Start of RAW DATA

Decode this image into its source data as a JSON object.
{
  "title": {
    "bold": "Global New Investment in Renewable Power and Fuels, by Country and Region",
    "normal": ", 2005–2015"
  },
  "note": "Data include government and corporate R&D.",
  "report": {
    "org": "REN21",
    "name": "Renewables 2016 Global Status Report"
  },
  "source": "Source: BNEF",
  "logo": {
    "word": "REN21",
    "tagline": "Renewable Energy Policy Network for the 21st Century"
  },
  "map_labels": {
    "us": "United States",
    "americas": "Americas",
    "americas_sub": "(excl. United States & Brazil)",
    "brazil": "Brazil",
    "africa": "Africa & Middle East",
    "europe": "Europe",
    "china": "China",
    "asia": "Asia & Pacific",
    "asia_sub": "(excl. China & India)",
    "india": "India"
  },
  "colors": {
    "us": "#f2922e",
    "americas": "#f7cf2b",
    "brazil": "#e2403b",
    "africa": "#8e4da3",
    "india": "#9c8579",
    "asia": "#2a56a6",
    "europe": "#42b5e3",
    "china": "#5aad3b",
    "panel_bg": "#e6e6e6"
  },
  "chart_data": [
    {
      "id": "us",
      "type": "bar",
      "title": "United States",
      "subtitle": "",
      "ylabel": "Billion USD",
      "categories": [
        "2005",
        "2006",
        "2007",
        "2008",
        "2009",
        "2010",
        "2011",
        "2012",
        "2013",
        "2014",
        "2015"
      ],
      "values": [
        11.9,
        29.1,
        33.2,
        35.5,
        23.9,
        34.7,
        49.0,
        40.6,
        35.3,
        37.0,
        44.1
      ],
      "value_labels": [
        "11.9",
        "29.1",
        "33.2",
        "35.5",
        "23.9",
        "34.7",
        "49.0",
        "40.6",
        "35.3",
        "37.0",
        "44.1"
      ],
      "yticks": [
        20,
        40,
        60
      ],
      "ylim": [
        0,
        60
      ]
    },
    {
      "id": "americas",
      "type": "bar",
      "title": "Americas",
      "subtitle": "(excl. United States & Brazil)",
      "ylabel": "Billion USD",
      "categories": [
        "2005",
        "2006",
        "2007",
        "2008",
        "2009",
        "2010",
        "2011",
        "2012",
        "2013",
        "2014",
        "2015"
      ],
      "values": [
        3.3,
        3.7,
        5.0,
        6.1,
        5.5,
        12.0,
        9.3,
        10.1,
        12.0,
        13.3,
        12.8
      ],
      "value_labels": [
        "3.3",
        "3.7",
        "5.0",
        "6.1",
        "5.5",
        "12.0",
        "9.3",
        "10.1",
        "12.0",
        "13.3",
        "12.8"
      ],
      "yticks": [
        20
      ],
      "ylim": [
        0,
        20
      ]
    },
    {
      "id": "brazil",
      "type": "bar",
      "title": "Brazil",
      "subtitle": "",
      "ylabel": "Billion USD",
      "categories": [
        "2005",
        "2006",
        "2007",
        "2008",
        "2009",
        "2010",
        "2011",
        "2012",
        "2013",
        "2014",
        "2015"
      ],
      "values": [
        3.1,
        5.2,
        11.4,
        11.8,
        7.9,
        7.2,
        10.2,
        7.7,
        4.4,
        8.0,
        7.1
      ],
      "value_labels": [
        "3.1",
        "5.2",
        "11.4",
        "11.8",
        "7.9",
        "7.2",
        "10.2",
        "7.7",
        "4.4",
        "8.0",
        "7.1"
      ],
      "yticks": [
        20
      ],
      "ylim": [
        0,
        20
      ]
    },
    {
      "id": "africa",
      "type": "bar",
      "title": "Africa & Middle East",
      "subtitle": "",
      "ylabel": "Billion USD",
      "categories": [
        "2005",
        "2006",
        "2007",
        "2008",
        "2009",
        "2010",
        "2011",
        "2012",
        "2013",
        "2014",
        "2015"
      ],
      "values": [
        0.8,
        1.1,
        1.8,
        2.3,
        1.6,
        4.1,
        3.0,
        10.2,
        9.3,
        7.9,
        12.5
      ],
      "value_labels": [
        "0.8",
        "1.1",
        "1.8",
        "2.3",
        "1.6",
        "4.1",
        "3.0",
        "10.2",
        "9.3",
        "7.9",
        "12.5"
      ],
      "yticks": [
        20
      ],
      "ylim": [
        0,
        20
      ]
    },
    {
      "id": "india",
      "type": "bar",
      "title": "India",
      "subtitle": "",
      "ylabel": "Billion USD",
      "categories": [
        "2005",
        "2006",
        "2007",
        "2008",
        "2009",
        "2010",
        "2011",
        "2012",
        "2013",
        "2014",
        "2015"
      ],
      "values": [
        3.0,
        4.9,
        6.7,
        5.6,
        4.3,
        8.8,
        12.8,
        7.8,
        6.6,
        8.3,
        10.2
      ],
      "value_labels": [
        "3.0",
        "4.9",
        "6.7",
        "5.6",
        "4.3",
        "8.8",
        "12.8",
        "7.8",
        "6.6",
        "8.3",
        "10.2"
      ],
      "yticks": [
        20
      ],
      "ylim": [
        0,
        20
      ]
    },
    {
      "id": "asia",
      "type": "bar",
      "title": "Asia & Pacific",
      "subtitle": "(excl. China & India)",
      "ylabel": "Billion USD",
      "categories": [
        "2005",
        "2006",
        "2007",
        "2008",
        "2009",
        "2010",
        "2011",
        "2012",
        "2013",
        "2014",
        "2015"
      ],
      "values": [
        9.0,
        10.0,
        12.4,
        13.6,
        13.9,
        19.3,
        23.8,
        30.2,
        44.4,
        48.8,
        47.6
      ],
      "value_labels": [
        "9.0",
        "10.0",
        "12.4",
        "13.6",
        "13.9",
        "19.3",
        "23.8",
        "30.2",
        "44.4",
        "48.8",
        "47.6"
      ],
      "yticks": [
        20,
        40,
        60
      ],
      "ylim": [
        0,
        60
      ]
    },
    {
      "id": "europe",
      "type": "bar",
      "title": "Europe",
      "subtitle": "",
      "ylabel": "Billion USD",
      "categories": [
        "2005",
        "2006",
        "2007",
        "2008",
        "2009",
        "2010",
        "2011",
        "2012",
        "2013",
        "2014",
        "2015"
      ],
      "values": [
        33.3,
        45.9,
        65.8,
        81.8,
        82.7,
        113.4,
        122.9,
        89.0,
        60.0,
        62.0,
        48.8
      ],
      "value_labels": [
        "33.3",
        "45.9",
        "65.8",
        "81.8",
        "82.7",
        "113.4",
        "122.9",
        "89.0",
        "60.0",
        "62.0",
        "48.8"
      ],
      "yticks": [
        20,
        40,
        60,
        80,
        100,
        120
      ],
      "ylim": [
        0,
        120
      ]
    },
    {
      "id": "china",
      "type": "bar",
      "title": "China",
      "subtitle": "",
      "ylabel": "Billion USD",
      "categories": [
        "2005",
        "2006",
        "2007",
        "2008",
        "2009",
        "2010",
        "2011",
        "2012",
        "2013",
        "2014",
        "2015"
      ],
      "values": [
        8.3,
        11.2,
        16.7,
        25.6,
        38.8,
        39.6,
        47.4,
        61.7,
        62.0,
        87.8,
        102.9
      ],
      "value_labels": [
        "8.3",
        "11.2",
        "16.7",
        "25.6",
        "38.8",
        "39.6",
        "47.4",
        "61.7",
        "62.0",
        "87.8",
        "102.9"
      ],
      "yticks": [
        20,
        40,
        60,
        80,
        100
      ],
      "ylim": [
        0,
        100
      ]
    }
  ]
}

End of RAW DATA

» WORK TO BE COMPLETED
Exactly as written, please output every entry.

» SOLVED PROBLEM
Decode this image into its source data as a JSON object.
{
  "title": {
    "bold": "Global New Investment in Renewable Power and Fuels, by Country and Region",
    "normal": ", 2005–2015"
  },
  "note": "Data include government and corporate R&D.",
  "report": {
    "org": "REN21",
    "name": "Renewables 2016 Global Status Report"
  },
  "source": "Source: BNEF",
  "logo": {
    "word": "REN21",
    "tagline": "Renewable Energy Policy Network for the 21st Century"
  },
  "map_labels": {
    "us": "United States",
    "americas": "Americas",
    "americas_sub": "(excl. United States & Brazil)",
    "brazil": "Brazil",
    "africa": "Africa & Middle East",
    "europe": "Europe",
    "china": "China",
    "asia": "Asia & Pacific",
    "asia_sub": "(excl. China & India)",
    "india": "India"
  },
  "colors": {
    "us": "#f2922e",
    "americas": "#f7cf2b",
    "brazil": "#e2403b",
    "africa": "#8e4da3",
    "india": "#9c8579",
    "asia": "#2a56a6",
    "europe": "#42b5e3",
    "china": "#5aad3b",
    "panel_bg": "#e6e6e6"
  },
  "chart_data": [
    {
      "id": "us",
      "type": "bar",
      "title": "United States",
      "subtitle": "",
      "ylabel": "Billion USD",
      "categories": [
        "2005",
        "2006",
        "2007",
        "2008",
        "2009",
        "2010",
        "2011",
        "2012",
        "2013",
        "2014",
        "2015"
      ],
      "values": [
        11.9,
        29.1,
        33.2,
        35.5,
        23.9,
        34.7,
        49.0,
        40.6,
        35.3,
        37.0,
        44.1
      ],
      "value_labels": [
        "11.9",
        "29.1",
        "33.2",
        "35.5",
        "23.9",
        "34.7",
        "49.0",
        "40.6",
        "35.3",
        "37.0",
        "44.1"
      ],
      "yticks": [
        20,
        40,
        60
      ],
      "ylim": [
        0,
        60
      ]
    },
    {
      "id": "americas",
      "type": "bar",
      "title": "Americas",
      "subtitle": "(excl. United States & Brazil)",
      "ylabel": "Billion USD",
      "categories": [
        "2005",
        "2006",
        "2007",
        "2008",
        "2009",
        "2010",
        "2011",
        "2012",
        "2013",
        "2014",
        "2015"
      ],
      "values": [
        3.3,
        3.7,
        5.0,
        6.1,
        5.5,
        12.0,
        9.3,
        10.1,
        12.0,
        13.3,
        12.8
      ],
      "value_labels": [
        "3.3",
        "3.7",
        "5.0",
        "6.1",
        "5.5",
        "12.0",
        "9.3",
        "10.1",
        "12.0",
        "13.3",
        "12.8"
      ],
      "yticks": [
        20
      ],
      "ylim": [
        0,
        20
      ]
    },
    {
      "id": "brazil",
      "type": "bar",
      "title": "Brazil",
      "subtitle": "",
      "ylabel": "Billion USD",
      "categories": [
        "2005",
        "2006",
        "2007",
        "2008",
        "2009",
        "2010",
        "2011",
        "2012",
        "2013",
        "2014",
        "2015"
      ],
      "values": [
        3.1,
        5.2,
        11.4,
        11.8,
        7.9,
        7.2,
        10.2,
        7.7,
        4.4,
        8.0,
        7.1
      ],
      "value_labels": [
        "3.1",
        "5.2",
        "11.4",
        "11.8",
        "7.9",
        "7.2",
        "10.2",
        "7.7",
        "4.4",
        "8.0",
        "7.1"
      ],
      "yticks": [
        20
      ],
      "ylim": [
        0,
        20
      ]
    },
    {
      "id": "africa",
      "type": "bar",
      "title": "Africa & Middle East",
      "subtitle": "",
      "ylabel": "Billion USD",
      "categories": [
        "2005",
        "2006",
        "2007",
        "2008",
        "2009",
        "2010",
        "2011",
        "2012",
        "2013",
        "2014",
        "2015"
      ],
      "values": [
        0.8,
        1.1,
        1.8,
        2.3,
        1.6,
        4.1,
        3.0,
        10.2,
        9.3,
        7.9,
        12.5
      ],
      "value_labels": [
        "0.8",
        "1.1",
        "1.8",
        "2.3",
        "1.6",
        "4.1",
        "3.0",
        "10.2",
        "9.3",
        "7.9",
        "12.5"
      ],
      "yticks": [
        20
      ],
      "ylim": [
        0,
        20
      ]
    },
    {
      "id": "india",
      "type": "bar",
      "title": "India",
      "subtitle": "",
      "ylabel": "Billion USD",
      "categories": [
        "2005",
        "2006",
        "2007",
        "2008",
        "2009",
        "2010",
        "2011",
        "2012",
        "2013",
        "2014",
        "2015"
      ],
      "values": [
        3.0,
        4.9,
        6.7,
        5.6,
        4.3,
        8.8,
        12.8,
        7.8,
        6.6,
        8.3,
        10.2
      ],
      "value_labels": [
        "3.0",
        "4.9",
        "6.7",
        "5.6",
        "4.3",
        "8.8",
        "12.8",
        "7.8",
        "6.6",
        "8.3",
        "10.2"
      ],
      "yticks": [
        20
      ],
      "ylim": [
        0,
        20
      ]
    },
    {
      "id": "asia",
      "type": "bar",
      "title": "Asia & Pacific",
      "subtitle": "(excl. China & India)",
      "ylabel": "Billion USD",
      "categories": [
        "2005",
        "2006",
        "2007",
        "2008",
        "2009",
        "2010",
        "2011",
        "2012",
        "2013",
        "2014",
        "2015"
      ],
      "values": [
        9.0,
        10.0,
        12.4,
        13.6,
        13.9,
        19.3,
        23.8,
        30.2,
        44.4,
        48.8,
        47.6
      ],
      "value_labels": [
        "9.0",
        "10.0",
        "12.4",
        "13.6",
        "13.9",
        "19.3",
        "23.8",
        "30.2",
        "44.4",
        "48.8",
        "47.6"
      ],
      "yticks": [
        20,
        40,
        60
      ],
      "ylim": [
        0,
        60
      ]
    },
    {
      "id": "europe",
      "type": "bar",
      "title": "Europe",
      "subtitle": "",
      "ylabel": "Billion USD",
      "categories": [
        "2005",
        "2006",
        "2007",
        "2008",
        "2009",
        "2010",
        "2011",
        "2012",
        "2013",
        "2014",
        "2015"
      ],
      "values": [
        33.3,
        45.9,
        65.8,
        81.8,
        82.7,
        113.4,
        122.9,
        89.0,
        60.0,
        62.0,
        48.8
      ],
      "value_labels": [
        "33.3",
        "45.9",
        "65.8",
        "81.8",
        "82.7",
        "113.4",
        "122.9",
        "89.0",
        "60.0",
        "62.0",
        "48.8"
      ],
      "yticks": [
        20,
        40,
        60,
        80,
        100,
        120
      ],
      "ylim": [
        0,
        120
      ]
    },
    {
      "id": "china",
      "type": "bar",
      "title": "China",
      "subtitle": "",
      "ylabel": "Billion USD",
      "categories": [
        "2005",
        "2006",
        "2007",
        "2008",
        "2009",
        "2010",
        "2011",
        "2012",
        "2013",
        "2014",
        "2015"
      ],
      "values": [
        8.3,
        11.2,
        16.7,
        25.6,
        38.8,
        39.6,
        47.4,
        61.7,
        62.0,
        87.8,
        102.9
      ],
      "value_labels": [
        "8.3",
        "11.2",
        "16.7",
        "25.6",
        "38.8",
        "39.6",
        "47.4",
        "61.7",
        "62.0",
        "87.8",
        "102.9"
      ],
      "yticks": [
        20,
        40,
        60,
        80,
        100
      ],
      "ylim": [
        0,
        100
      ]
    }
  ]
}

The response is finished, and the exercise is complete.